>> Start Data section

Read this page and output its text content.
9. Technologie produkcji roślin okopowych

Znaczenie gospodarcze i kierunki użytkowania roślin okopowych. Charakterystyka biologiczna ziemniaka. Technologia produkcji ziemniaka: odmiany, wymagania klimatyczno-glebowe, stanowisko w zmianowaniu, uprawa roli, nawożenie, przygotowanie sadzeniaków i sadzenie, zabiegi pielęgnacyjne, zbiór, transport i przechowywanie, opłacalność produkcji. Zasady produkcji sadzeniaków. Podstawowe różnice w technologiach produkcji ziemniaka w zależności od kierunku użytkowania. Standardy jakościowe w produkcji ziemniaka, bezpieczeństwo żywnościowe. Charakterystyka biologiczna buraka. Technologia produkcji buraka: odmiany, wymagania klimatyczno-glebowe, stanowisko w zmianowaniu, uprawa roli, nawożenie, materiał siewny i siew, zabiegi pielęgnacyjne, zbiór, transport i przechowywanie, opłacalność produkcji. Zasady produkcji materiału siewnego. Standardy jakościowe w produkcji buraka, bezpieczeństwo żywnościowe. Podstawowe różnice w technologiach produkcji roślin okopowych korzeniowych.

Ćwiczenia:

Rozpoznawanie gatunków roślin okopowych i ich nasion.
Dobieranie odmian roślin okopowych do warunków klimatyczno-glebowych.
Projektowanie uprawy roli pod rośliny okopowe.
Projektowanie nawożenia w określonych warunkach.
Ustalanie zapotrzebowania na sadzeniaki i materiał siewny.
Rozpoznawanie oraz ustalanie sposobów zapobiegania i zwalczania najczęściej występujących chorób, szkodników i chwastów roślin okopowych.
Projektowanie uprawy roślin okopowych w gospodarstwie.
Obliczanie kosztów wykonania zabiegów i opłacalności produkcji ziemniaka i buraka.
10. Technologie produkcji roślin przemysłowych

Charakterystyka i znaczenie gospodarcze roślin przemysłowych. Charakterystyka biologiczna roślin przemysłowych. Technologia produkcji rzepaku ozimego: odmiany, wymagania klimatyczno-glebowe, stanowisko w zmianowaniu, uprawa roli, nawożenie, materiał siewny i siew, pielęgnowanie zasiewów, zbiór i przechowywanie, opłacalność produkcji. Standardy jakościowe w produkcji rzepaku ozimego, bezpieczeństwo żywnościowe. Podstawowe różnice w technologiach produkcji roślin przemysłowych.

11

>> End Data section

* _Given problem_: From the listing, copy each line containing the word "buraka".

* _Full solution_:
Znaczenie gospodarcze i kierunki użytkowania roślin okopowych. Charakterystyka biologiczna ziemniaka. Technologia produkcji ziemniaka: odmiany, wymagania klimatyczno-glebowe, stanowisko w zmianowaniu, uprawa roli, nawożenie, przygotowanie sadzeniaków i sadzenie, zabiegi pielęgnacyjne, zbiór, transport i przechowywanie, opłacalność produkcji. Zasady produkcji sadzeniaków. Podstawowe różnice w technologiach produkcji ziemniaka w zależności od kierunku użytkowania. Standardy jakościowe w produkcji ziemniaka, bezpieczeństwo żywnościowe. Charakterystyka biologiczna buraka. Technologia produkcji buraka: odmiany, wymagania klimatyczno-glebowe, stanowisko w zmianowaniu, uprawa roli, nawożenie, materiał siewny i siew, zabiegi pielęgnacyjne, zbiór, transport i przechowywanie, opłacalność produkcji. Zasady produkcji materiału siewnego. Standardy jakościowe w produkcji buraka, bezpieczeństwo żywnościowe. Podstawowe różnice w technologiach produkcji roślin okopowych korzeniowych.
Obliczanie kosztów wykonania zabiegów i opłacalności produkcji ziemniaka i buraka.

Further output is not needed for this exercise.